> [Required work] Search the records for "διαδόχους". Copy every line where it appears.

Data records
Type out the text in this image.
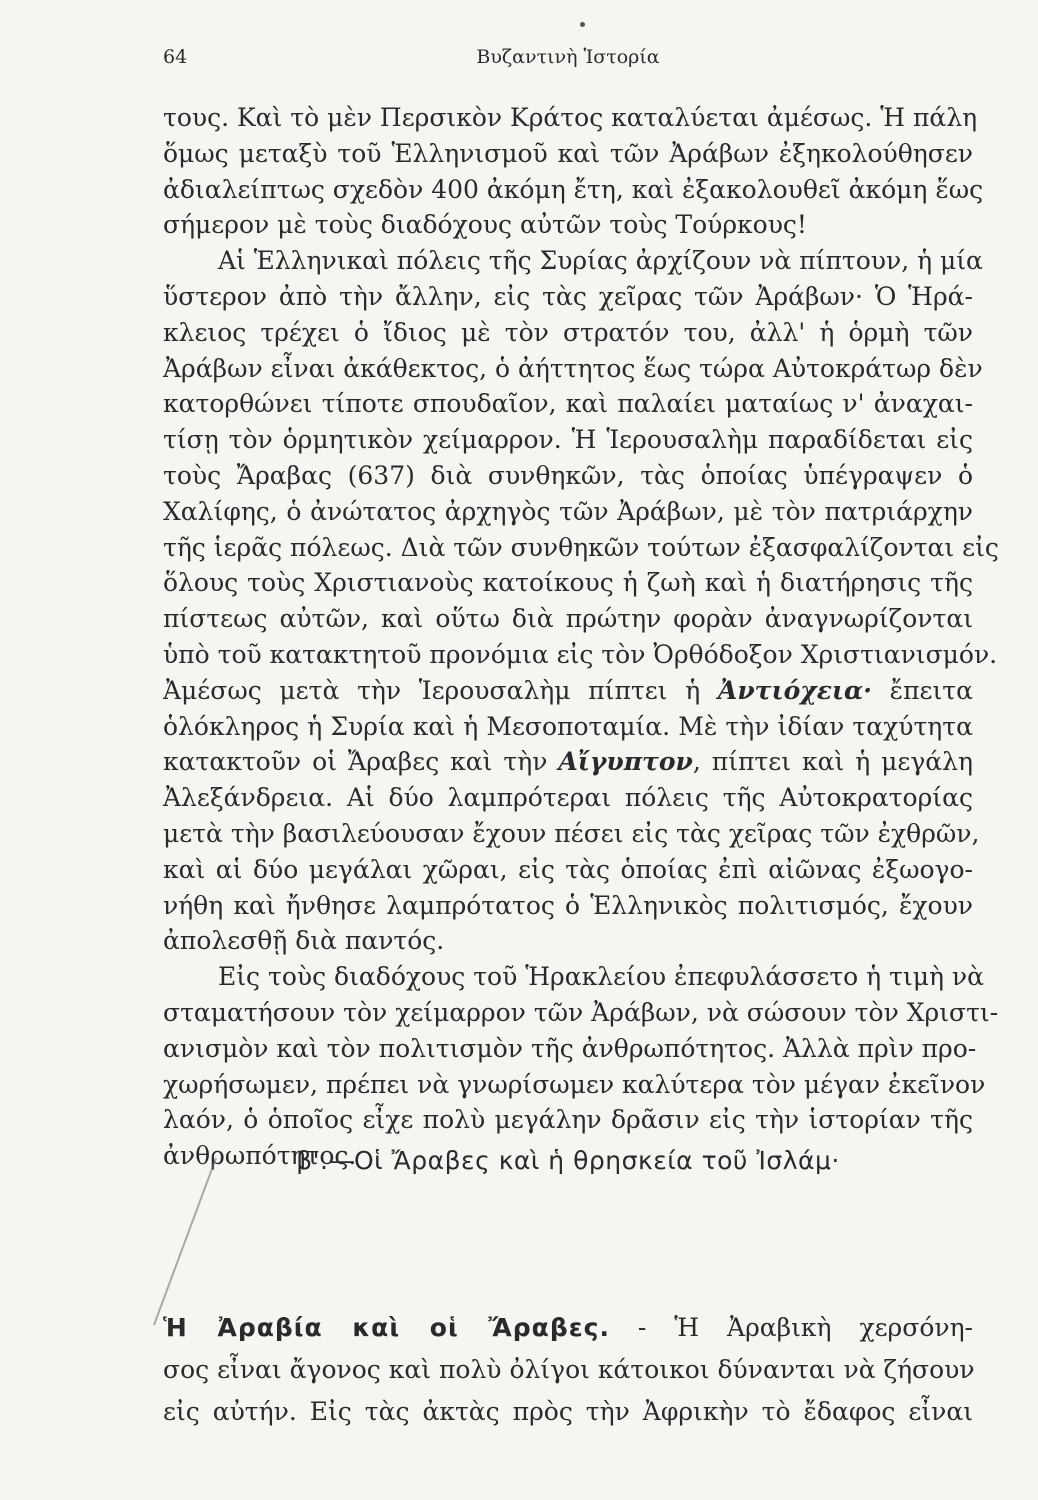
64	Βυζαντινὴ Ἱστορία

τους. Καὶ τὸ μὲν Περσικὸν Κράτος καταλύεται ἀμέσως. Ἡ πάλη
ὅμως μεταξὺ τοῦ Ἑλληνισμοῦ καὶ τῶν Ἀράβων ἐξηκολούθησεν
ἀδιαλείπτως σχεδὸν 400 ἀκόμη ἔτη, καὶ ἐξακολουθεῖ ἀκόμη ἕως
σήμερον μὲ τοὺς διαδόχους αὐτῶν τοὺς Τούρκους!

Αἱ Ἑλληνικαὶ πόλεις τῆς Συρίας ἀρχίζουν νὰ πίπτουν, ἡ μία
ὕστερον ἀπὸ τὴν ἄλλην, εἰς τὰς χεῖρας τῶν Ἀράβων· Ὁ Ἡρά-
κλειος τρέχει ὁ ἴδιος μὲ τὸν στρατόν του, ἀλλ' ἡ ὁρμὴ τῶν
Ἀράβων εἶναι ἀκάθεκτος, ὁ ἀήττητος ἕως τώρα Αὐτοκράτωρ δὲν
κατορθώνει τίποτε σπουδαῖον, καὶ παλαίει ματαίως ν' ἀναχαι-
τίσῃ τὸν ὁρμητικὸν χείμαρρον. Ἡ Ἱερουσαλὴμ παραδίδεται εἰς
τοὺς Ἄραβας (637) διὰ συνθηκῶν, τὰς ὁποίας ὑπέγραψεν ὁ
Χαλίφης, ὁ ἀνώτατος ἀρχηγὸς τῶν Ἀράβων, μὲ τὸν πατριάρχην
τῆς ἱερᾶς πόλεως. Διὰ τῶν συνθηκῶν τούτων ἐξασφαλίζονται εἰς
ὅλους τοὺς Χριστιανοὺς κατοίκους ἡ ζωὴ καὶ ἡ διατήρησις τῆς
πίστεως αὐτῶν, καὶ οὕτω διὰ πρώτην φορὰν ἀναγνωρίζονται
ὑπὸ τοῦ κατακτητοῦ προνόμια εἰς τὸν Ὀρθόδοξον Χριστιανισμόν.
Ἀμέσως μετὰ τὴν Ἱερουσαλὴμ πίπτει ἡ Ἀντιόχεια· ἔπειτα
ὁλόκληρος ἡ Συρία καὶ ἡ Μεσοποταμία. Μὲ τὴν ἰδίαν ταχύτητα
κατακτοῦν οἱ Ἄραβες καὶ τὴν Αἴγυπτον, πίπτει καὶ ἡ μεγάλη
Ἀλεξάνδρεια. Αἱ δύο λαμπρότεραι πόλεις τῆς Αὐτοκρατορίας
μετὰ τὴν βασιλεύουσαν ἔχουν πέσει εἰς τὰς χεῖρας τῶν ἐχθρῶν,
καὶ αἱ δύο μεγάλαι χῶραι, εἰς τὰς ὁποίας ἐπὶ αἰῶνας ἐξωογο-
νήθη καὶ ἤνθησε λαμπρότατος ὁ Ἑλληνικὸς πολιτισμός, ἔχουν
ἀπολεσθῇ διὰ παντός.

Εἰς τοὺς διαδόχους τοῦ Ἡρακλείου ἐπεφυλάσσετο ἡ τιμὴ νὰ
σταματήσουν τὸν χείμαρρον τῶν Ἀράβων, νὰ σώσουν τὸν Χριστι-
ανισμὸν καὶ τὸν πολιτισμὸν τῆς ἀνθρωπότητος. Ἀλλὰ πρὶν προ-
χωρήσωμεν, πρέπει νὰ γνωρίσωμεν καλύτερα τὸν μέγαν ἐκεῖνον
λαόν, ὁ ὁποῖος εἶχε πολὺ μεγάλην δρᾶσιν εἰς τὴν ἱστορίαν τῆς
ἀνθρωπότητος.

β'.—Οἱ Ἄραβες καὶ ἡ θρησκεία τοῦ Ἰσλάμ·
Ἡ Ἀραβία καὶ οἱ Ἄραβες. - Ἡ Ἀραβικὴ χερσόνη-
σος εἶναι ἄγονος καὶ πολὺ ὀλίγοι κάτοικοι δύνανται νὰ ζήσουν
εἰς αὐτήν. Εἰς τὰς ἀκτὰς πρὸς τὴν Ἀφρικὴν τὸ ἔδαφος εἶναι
--
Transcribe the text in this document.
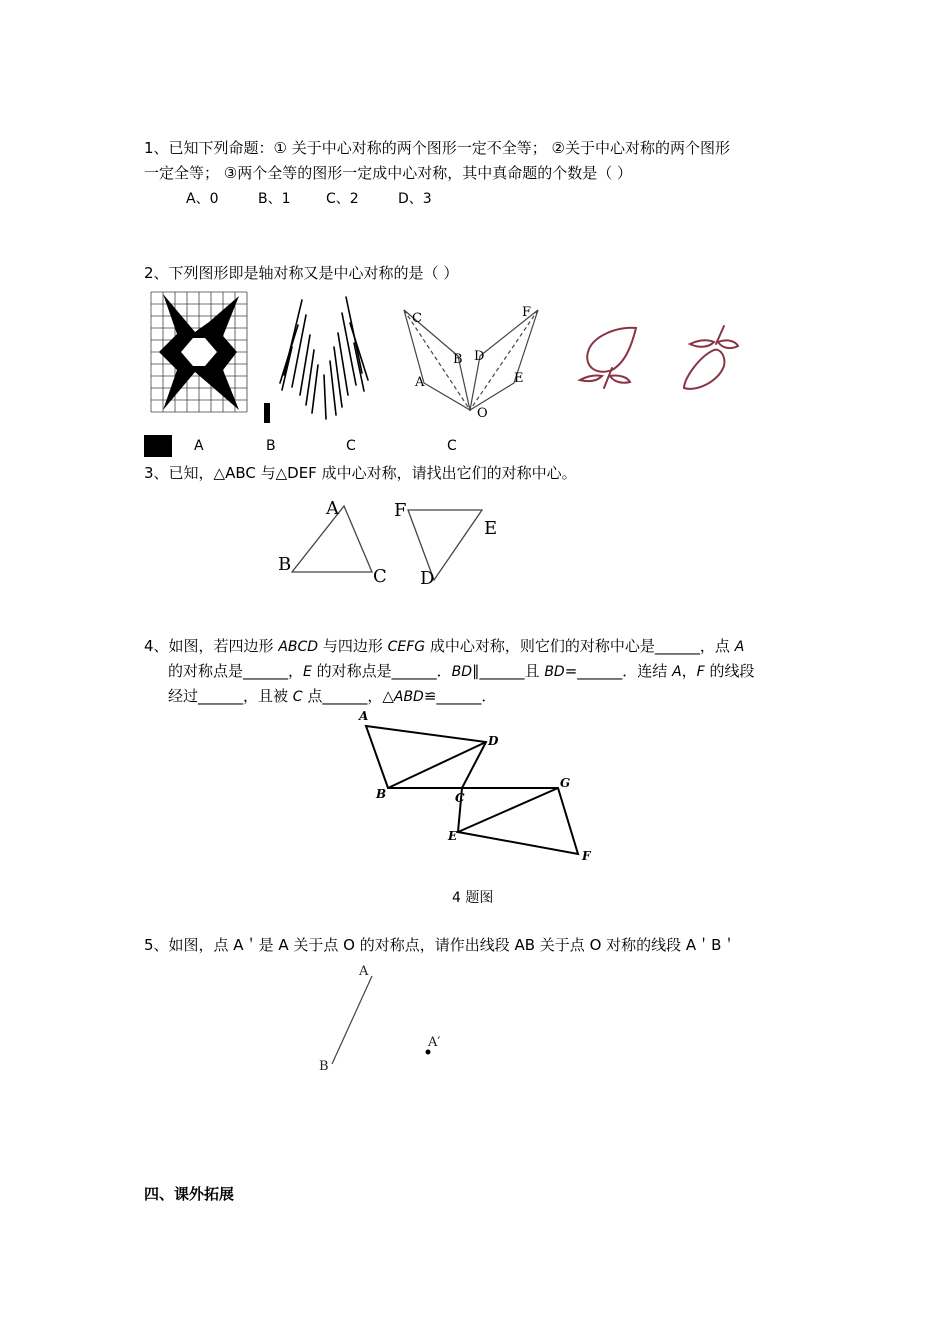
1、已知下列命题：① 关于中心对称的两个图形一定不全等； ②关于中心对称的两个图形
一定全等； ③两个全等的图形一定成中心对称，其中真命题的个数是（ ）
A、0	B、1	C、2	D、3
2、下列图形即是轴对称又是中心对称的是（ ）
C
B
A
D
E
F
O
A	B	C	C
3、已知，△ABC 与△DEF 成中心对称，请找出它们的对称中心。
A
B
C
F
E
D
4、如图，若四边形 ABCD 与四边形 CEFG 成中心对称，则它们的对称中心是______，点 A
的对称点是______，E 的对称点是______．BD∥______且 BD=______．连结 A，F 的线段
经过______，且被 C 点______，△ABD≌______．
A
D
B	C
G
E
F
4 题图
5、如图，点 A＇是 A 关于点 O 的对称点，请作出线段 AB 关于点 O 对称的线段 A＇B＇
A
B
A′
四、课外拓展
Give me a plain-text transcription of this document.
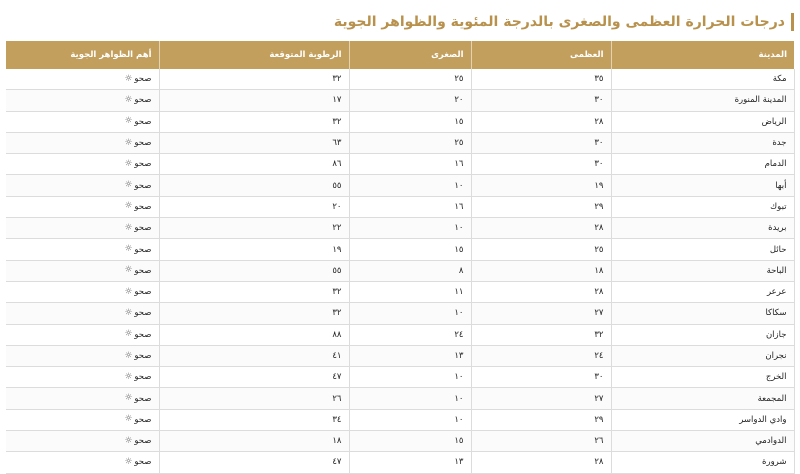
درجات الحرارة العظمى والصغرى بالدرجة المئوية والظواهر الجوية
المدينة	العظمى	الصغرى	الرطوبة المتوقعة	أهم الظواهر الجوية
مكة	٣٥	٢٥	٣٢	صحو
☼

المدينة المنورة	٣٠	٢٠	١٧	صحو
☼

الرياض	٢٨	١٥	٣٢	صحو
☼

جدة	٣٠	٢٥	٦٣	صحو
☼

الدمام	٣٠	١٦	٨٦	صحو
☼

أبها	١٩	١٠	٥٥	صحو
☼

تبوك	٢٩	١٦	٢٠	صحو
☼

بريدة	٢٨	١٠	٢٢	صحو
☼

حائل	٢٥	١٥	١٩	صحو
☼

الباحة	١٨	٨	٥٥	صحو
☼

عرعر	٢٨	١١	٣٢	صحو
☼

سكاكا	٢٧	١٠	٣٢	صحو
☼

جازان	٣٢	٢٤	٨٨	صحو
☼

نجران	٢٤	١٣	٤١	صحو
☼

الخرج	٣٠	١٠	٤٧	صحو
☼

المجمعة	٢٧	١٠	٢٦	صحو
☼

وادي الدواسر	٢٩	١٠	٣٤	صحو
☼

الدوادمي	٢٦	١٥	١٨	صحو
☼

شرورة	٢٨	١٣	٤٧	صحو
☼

> [Response to this exercise]
σήμερον μὲ τοὺς διαδόχους αὐτῶν τοὺς Τούρκους!
Εἰς τοὺς διαδόχους τοῦ Ἡρακλείου ἐπεφυλάσσετο ἡ τιμὴ νὰ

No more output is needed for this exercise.